-- Start of Input data --

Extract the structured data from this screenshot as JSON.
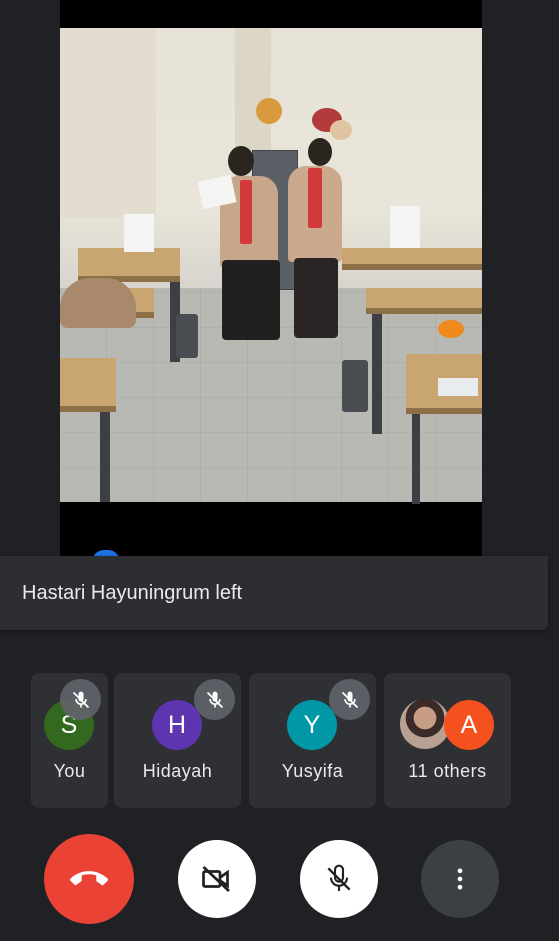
{
  "notification": {
    "text": "Hastari Hayuningrum left"
  },
  "participants": [
    {
      "label": "You",
      "initial": "S",
      "color": "#33691e",
      "muted": true
    },
    {
      "label": "Hidayah",
      "initial": "H",
      "color": "#5e35b1",
      "muted": true
    },
    {
      "label": "Yusyifa",
      "initial": "Y",
      "color": "#0097a7",
      "muted": true
    }
  ],
  "others": {
    "label": "11 others",
    "initial": "A",
    "color": "#f4511e"
  },
  "controls": {
    "end_call_color": "#ea4335",
    "camera_state": "off",
    "mic_state": "off"
  },
  "icons": {
    "mute": "mic-off-icon",
    "end_call": "phone-hangup-icon",
    "camera": "camera-off-icon",
    "mic": "mic-off-icon",
    "more": "more-vert-icon"
  }
}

-- End of Input data --

= Set exercise =
Find every line in the records that contains the word "label"; copy those lines.

= Solution to this task =
      "label": "You",
      "label": "Hidayah",
      "label": "Yusyifa",
    "label": "11 others",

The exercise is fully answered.